• MATERIAL:
'''

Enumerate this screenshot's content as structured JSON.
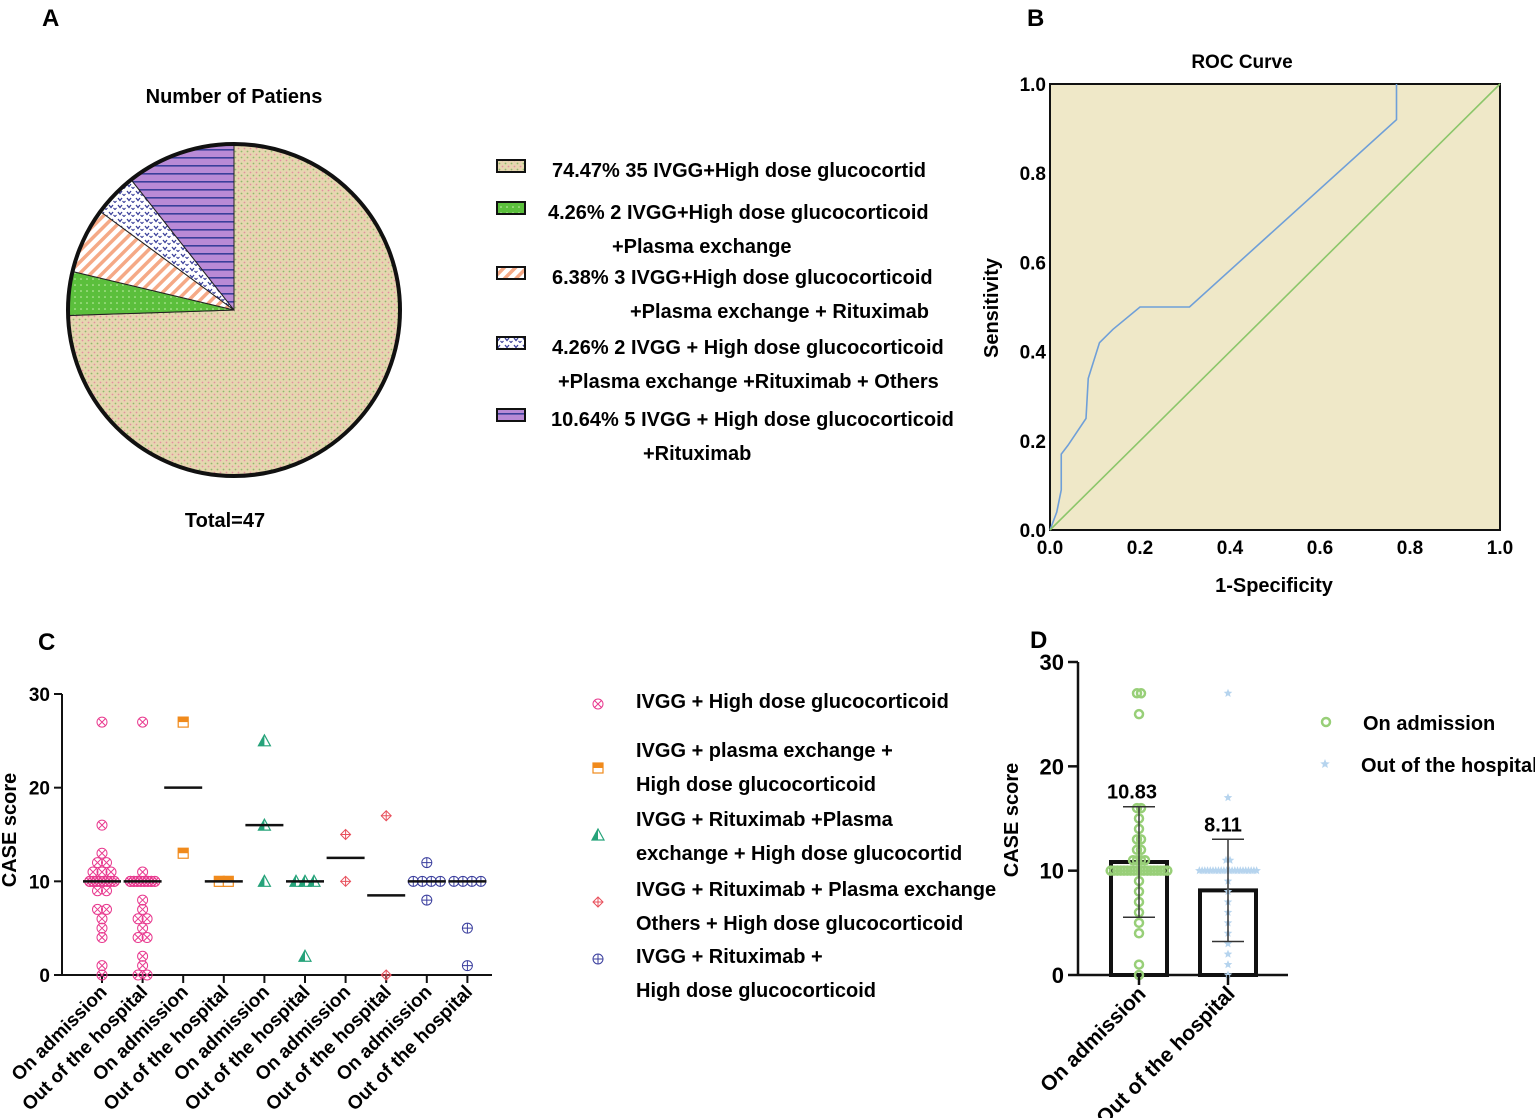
{
  "panel_labels": {
    "a": "A",
    "b": "B",
    "c": "C",
    "d": "D"
  },
  "colors": {
    "pie_base": "#e6d6b0",
    "pie_green": "#5bbf3c",
    "pie_salmon": "#f5a986",
    "pie_navy": "#3a3f9a",
    "pie_purple": "#b98ad6",
    "roc_bg": "#efe8c8",
    "roc_curve": "#6f9fd8",
    "roc_diag": "#8cc66a",
    "c_pink": "#e83a8f",
    "c_orange": "#f08a1c",
    "c_teal": "#26a37a",
    "c_red": "#e8505c",
    "c_navy": "#3b3f9e",
    "d_green": "#98cf78",
    "d_blue": "#b6d4ee"
  },
  "chart_data": [
    {
      "id": "A",
      "type": "pie",
      "title": "Number of Patiens",
      "footer": "Total=47",
      "slices": [
        {
          "percent": 74.47,
          "count": 35,
          "pattern": "dots",
          "color_key": "pie_base",
          "legend_lines": [
            "74.47% 35 IVGG+High dose glucocortid"
          ]
        },
        {
          "percent": 4.26,
          "count": 2,
          "pattern": "green",
          "color_key": "pie_green",
          "legend_lines": [
            "4.26% 2 IVGG+High dose glucocorticoid",
            "+Plasma exchange"
          ]
        },
        {
          "percent": 6.38,
          "count": 3,
          "pattern": "diag",
          "color_key": "pie_salmon",
          "legend_lines": [
            "6.38% 3 IVGG+High dose glucocorticoid",
            "+Plasma exchange + Rituximab"
          ]
        },
        {
          "percent": 4.26,
          "count": 2,
          "pattern": "chevron",
          "color_key": "pie_navy",
          "legend_lines": [
            "4.26% 2 IVGG + High dose glucocorticoid",
            "+Plasma exchange +Rituximab + Others"
          ]
        },
        {
          "percent": 10.64,
          "count": 5,
          "pattern": "hlines",
          "color_key": "pie_purple",
          "legend_lines": [
            "10.64% 5 IVGG + High dose glucocorticoid",
            "+Rituximab"
          ]
        }
      ]
    },
    {
      "id": "B",
      "type": "line",
      "title": "ROC Curve",
      "xlabel": "1-Specificity",
      "ylabel": "Sensitivity",
      "xlim": [
        0,
        1
      ],
      "ylim": [
        0,
        1
      ],
      "xticks": [
        "0.0",
        "0.2",
        "0.4",
        "0.6",
        "0.8",
        "1.0"
      ],
      "yticks": [
        "0.0",
        "0.2",
        "0.4",
        "0.6",
        "0.8",
        "1.0"
      ],
      "series": [
        {
          "name": "ROC",
          "color_key": "roc_curve",
          "x": [
            0,
            0.015,
            0.025,
            0.025,
            0.04,
            0.08,
            0.085,
            0.11,
            0.14,
            0.2,
            0.31,
            0.77,
            0.77
          ],
          "y": [
            0,
            0.04,
            0.09,
            0.17,
            0.19,
            0.25,
            0.34,
            0.42,
            0.45,
            0.5,
            0.5,
            0.92,
            1.0
          ]
        },
        {
          "name": "Reference",
          "color_key": "roc_diag",
          "x": [
            0,
            1
          ],
          "y": [
            0,
            1
          ]
        }
      ]
    },
    {
      "id": "C",
      "type": "scatter",
      "ylabel": "CASE score",
      "ylim": [
        0,
        30
      ],
      "yticks": [
        "0",
        "10",
        "20",
        "30"
      ],
      "categories": [
        "On admission",
        "Out of the hospital",
        "On admission",
        "Out of the hospital",
        "On admission",
        "Out of the hospital",
        "On admission",
        "Out of the hospital",
        "On admission",
        "Out of the hospital"
      ],
      "groups": [
        {
          "name": "IVGG + High dose glucocorticoid",
          "legend_lines": [
            "IVGG + High dose glucocorticoid"
          ],
          "marker": "circle-x",
          "color_key": "c_pink",
          "admission": [
            27,
            16,
            13,
            12,
            12,
            11,
            11,
            11,
            10,
            10,
            10,
            10,
            10,
            10,
            10,
            10,
            10,
            10,
            10,
            10,
            10,
            10,
            10,
            10,
            10,
            10,
            10,
            10,
            10,
            9,
            9,
            7,
            7,
            6,
            5,
            4,
            1,
            0
          ],
          "discharge": [
            27,
            11,
            10,
            10,
            10,
            10,
            10,
            10,
            10,
            10,
            10,
            10,
            10,
            10,
            10,
            10,
            10,
            10,
            10,
            10,
            10,
            10,
            10,
            10,
            10,
            8,
            7,
            6,
            6,
            5,
            4,
            4,
            2,
            1,
            0,
            0
          ],
          "mean_adm": 10,
          "mean_dis": 10
        },
        {
          "name": "IVGG + plasma exchange + High dose glucocorticoid",
          "legend_lines": [
            "IVGG + plasma exchange +",
            "High dose glucocorticoid"
          ],
          "marker": "half-square",
          "color_key": "c_orange",
          "admission": [
            27,
            13
          ],
          "discharge": [
            10,
            10
          ],
          "mean_adm": 20,
          "mean_dis": 10
        },
        {
          "name": "IVGG + Rituximab +Plasma exchange + High dose glucocortid",
          "legend_lines": [
            "IVGG + Rituximab +Plasma",
            "exchange + High dose glucocortid"
          ],
          "marker": "half-triangle",
          "color_key": "c_teal",
          "admission": [
            25,
            16,
            10
          ],
          "discharge": [
            10,
            10,
            10,
            2
          ],
          "mean_adm": 16,
          "mean_dis": 10
        },
        {
          "name": "IVGG + Rituximab + Plasma exchange Others + High dose glucocorticoid",
          "legend_lines": [
            "IVGG + Rituximab + Plasma exchange",
            "Others + High dose glucocorticoid"
          ],
          "marker": "diamond-plus",
          "color_key": "c_red",
          "admission": [
            15,
            10
          ],
          "discharge": [
            17,
            0
          ],
          "mean_adm": 12.5,
          "mean_dis": 8.5
        },
        {
          "name": "IVGG + Rituximab + High dose glucocorticoid",
          "legend_lines": [
            "IVGG + Rituximab +",
            "High dose glucocorticoid"
          ],
          "marker": "circle-plus",
          "color_key": "c_navy",
          "admission": [
            12,
            10,
            10,
            10,
            10,
            8
          ],
          "discharge": [
            10,
            10,
            10,
            10,
            5,
            1
          ],
          "mean_adm": 10,
          "mean_dis": 10
        }
      ]
    },
    {
      "id": "D",
      "type": "bar",
      "ylabel": "CASE score",
      "ylim": [
        0,
        30
      ],
      "yticks": [
        "0",
        "10",
        "20",
        "30"
      ],
      "categories": [
        "On admission",
        "Out of the hospital"
      ],
      "values": [
        10.83,
        8.11
      ],
      "value_labels": [
        "10.83",
        "8.11"
      ],
      "sd": [
        5.3,
        4.9
      ],
      "legend": [
        "On admission",
        "Out of the hospital"
      ],
      "points_admission": [
        27,
        27,
        25,
        16,
        16,
        15,
        14,
        13,
        13,
        12,
        12,
        11,
        11,
        11,
        11,
        10,
        10,
        10,
        10,
        10,
        10,
        10,
        10,
        10,
        10,
        10,
        10,
        10,
        10,
        10,
        10,
        10,
        10,
        9,
        8,
        7,
        6,
        5,
        4,
        1,
        0
      ],
      "points_discharge": [
        27,
        17,
        11,
        11,
        10,
        10,
        10,
        10,
        10,
        10,
        10,
        10,
        10,
        10,
        10,
        10,
        10,
        10,
        10,
        10,
        10,
        10,
        10,
        10,
        10,
        10,
        9,
        8,
        7,
        6,
        5,
        4,
        3,
        2,
        1,
        0
      ]
    }
  ]
}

'''

• TASK REQUIREMENTS: Nothing but the pictures may be dropped; output the records above exactly.

• TASK SOLUTION:
Enumerate this screenshot's content as structured JSON.
{
  "panel_labels": {
    "a": "A",
    "b": "B",
    "c": "C",
    "d": "D"
  },
  "colors": {
    "pie_base": "#e6d6b0",
    "pie_green": "#5bbf3c",
    "pie_salmon": "#f5a986",
    "pie_navy": "#3a3f9a",
    "pie_purple": "#b98ad6",
    "roc_bg": "#efe8c8",
    "roc_curve": "#6f9fd8",
    "roc_diag": "#8cc66a",
    "c_pink": "#e83a8f",
    "c_orange": "#f08a1c",
    "c_teal": "#26a37a",
    "c_red": "#e8505c",
    "c_navy": "#3b3f9e",
    "d_green": "#98cf78",
    "d_blue": "#b6d4ee"
  },
  "chart_data": [
    {
      "id": "A",
      "type": "pie",
      "title": "Number of Patiens",
      "footer": "Total=47",
      "slices": [
        {
          "percent": 74.47,
          "count": 35,
          "pattern": "dots",
          "color_key": "pie_base",
          "legend_lines": [
            "74.47% 35 IVGG+High dose glucocortid"
          ]
        },
        {
          "percent": 4.26,
          "count": 2,
          "pattern": "green",
          "color_key": "pie_green",
          "legend_lines": [
            "4.26% 2 IVGG+High dose glucocorticoid",
            "+Plasma exchange"
          ]
        },
        {
          "percent": 6.38,
          "count": 3,
          "pattern": "diag",
          "color_key": "pie_salmon",
          "legend_lines": [
            "6.38% 3 IVGG+High dose glucocorticoid",
            "+Plasma exchange + Rituximab"
          ]
        },
        {
          "percent": 4.26,
          "count": 2,
          "pattern": "chevron",
          "color_key": "pie_navy",
          "legend_lines": [
            "4.26% 2 IVGG + High dose glucocorticoid",
            "+Plasma exchange +Rituximab + Others"
          ]
        },
        {
          "percent": 10.64,
          "count": 5,
          "pattern": "hlines",
          "color_key": "pie_purple",
          "legend_lines": [
            "10.64% 5 IVGG + High dose glucocorticoid",
            "+Rituximab"
          ]
        }
      ]
    },
    {
      "id": "B",
      "type": "line",
      "title": "ROC Curve",
      "xlabel": "1-Specificity",
      "ylabel": "Sensitivity",
      "xlim": [
        0,
        1
      ],
      "ylim": [
        0,
        1
      ],
      "xticks": [
        "0.0",
        "0.2",
        "0.4",
        "0.6",
        "0.8",
        "1.0"
      ],
      "yticks": [
        "0.0",
        "0.2",
        "0.4",
        "0.6",
        "0.8",
        "1.0"
      ],
      "series": [
        {
          "name": "ROC",
          "color_key": "roc_curve",
          "x": [
            0,
            0.015,
            0.025,
            0.025,
            0.04,
            0.08,
            0.085,
            0.11,
            0.14,
            0.2,
            0.31,
            0.77,
            0.77
          ],
          "y": [
            0,
            0.04,
            0.09,
            0.17,
            0.19,
            0.25,
            0.34,
            0.42,
            0.45,
            0.5,
            0.5,
            0.92,
            1.0
          ]
        },
        {
          "name": "Reference",
          "color_key": "roc_diag",
          "x": [
            0,
            1
          ],
          "y": [
            0,
            1
          ]
        }
      ]
    },
    {
      "id": "C",
      "type": "scatter",
      "ylabel": "CASE score",
      "ylim": [
        0,
        30
      ],
      "yticks": [
        "0",
        "10",
        "20",
        "30"
      ],
      "categories": [
        "On admission",
        "Out of the hospital",
        "On admission",
        "Out of the hospital",
        "On admission",
        "Out of the hospital",
        "On admission",
        "Out of the hospital",
        "On admission",
        "Out of the hospital"
      ],
      "groups": [
        {
          "name": "IVGG + High dose glucocorticoid",
          "legend_lines": [
            "IVGG + High dose glucocorticoid"
          ],
          "marker": "circle-x",
          "color_key": "c_pink",
          "admission": [
            27,
            16,
            13,
            12,
            12,
            11,
            11,
            11,
            10,
            10,
            10,
            10,
            10,
            10,
            10,
            10,
            10,
            10,
            10,
            10,
            10,
            10,
            10,
            10,
            10,
            10,
            10,
            10,
            10,
            9,
            9,
            7,
            7,
            6,
            5,
            4,
            1,
            0
          ],
          "discharge": [
            27,
            11,
            10,
            10,
            10,
            10,
            10,
            10,
            10,
            10,
            10,
            10,
            10,
            10,
            10,
            10,
            10,
            10,
            10,
            10,
            10,
            10,
            10,
            10,
            10,
            8,
            7,
            6,
            6,
            5,
            4,
            4,
            2,
            1,
            0,
            0
          ],
          "mean_adm": 10,
          "mean_dis": 10
        },
        {
          "name": "IVGG + plasma exchange + High dose glucocorticoid",
          "legend_lines": [
            "IVGG + plasma exchange +",
            "High dose glucocorticoid"
          ],
          "marker": "half-square",
          "color_key": "c_orange",
          "admission": [
            27,
            13
          ],
          "discharge": [
            10,
            10
          ],
          "mean_adm": 20,
          "mean_dis": 10
        },
        {
          "name": "IVGG + Rituximab +Plasma exchange + High dose glucocortid",
          "legend_lines": [
            "IVGG + Rituximab +Plasma",
            "exchange + High dose glucocortid"
          ],
          "marker": "half-triangle",
          "color_key": "c_teal",
          "admission": [
            25,
            16,
            10
          ],
          "discharge": [
            10,
            10,
            10,
            2
          ],
          "mean_adm": 16,
          "mean_dis": 10
        },
        {
          "name": "IVGG + Rituximab + Plasma exchange Others + High dose glucocorticoid",
          "legend_lines": [
            "IVGG + Rituximab + Plasma exchange",
            "Others + High dose glucocorticoid"
          ],
          "marker": "diamond-plus",
          "color_key": "c_red",
          "admission": [
            15,
            10
          ],
          "discharge": [
            17,
            0
          ],
          "mean_adm": 12.5,
          "mean_dis": 8.5
        },
        {
          "name": "IVGG + Rituximab + High dose glucocorticoid",
          "legend_lines": [
            "IVGG + Rituximab +",
            "High dose glucocorticoid"
          ],
          "marker": "circle-plus",
          "color_key": "c_navy",
          "admission": [
            12,
            10,
            10,
            10,
            10,
            8
          ],
          "discharge": [
            10,
            10,
            10,
            10,
            5,
            1
          ],
          "mean_adm": 10,
          "mean_dis": 10
        }
      ]
    },
    {
      "id": "D",
      "type": "bar",
      "ylabel": "CASE score",
      "ylim": [
        0,
        30
      ],
      "yticks": [
        "0",
        "10",
        "20",
        "30"
      ],
      "categories": [
        "On admission",
        "Out of the hospital"
      ],
      "values": [
        10.83,
        8.11
      ],
      "value_labels": [
        "10.83",
        "8.11"
      ],
      "sd": [
        5.3,
        4.9
      ],
      "legend": [
        "On admission",
        "Out of the hospital"
      ],
      "points_admission": [
        27,
        27,
        25,
        16,
        16,
        15,
        14,
        13,
        13,
        12,
        12,
        11,
        11,
        11,
        11,
        10,
        10,
        10,
        10,
        10,
        10,
        10,
        10,
        10,
        10,
        10,
        10,
        10,
        10,
        10,
        10,
        10,
        10,
        9,
        8,
        7,
        6,
        5,
        4,
        1,
        0
      ],
      "points_discharge": [
        27,
        17,
        11,
        11,
        10,
        10,
        10,
        10,
        10,
        10,
        10,
        10,
        10,
        10,
        10,
        10,
        10,
        10,
        10,
        10,
        10,
        10,
        10,
        10,
        10,
        10,
        9,
        8,
        7,
        6,
        5,
        4,
        3,
        2,
        1,
        0
      ]
    }
  ]
}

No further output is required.